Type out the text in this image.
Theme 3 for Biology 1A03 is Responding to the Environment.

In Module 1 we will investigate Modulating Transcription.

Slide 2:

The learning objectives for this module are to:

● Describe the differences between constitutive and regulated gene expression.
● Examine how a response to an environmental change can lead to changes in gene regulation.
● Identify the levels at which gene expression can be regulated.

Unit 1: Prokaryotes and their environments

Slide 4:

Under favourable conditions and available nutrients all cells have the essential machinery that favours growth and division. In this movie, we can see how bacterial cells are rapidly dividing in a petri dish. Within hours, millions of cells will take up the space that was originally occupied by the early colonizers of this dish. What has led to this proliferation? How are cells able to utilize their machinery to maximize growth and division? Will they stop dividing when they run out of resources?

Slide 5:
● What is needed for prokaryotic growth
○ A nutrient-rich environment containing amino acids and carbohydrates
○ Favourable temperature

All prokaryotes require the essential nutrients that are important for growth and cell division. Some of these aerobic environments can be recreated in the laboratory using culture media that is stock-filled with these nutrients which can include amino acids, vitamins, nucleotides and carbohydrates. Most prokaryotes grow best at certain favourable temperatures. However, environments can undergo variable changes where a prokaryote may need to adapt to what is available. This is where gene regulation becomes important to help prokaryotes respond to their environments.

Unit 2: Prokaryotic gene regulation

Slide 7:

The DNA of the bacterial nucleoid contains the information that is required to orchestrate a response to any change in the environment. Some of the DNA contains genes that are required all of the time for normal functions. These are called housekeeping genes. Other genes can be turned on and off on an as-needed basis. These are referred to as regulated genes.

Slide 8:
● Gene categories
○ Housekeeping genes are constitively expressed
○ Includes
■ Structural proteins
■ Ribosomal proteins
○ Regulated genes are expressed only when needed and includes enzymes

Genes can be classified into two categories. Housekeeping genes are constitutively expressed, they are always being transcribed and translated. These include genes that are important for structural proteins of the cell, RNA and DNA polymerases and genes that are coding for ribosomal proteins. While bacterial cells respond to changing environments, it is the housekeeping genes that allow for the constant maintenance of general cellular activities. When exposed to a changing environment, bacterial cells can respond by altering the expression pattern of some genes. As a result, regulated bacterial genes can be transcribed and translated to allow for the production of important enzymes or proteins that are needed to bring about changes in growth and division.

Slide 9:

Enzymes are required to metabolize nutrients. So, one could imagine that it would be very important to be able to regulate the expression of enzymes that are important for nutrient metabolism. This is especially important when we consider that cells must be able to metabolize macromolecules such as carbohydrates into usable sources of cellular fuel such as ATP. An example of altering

● **Problem statement**: Read through the records above and copy the lines that contain "Unit".

● **Your solution**:
Unit 1: Prokaryotes and their environments
Unit 2: Prokaryotic gene regulation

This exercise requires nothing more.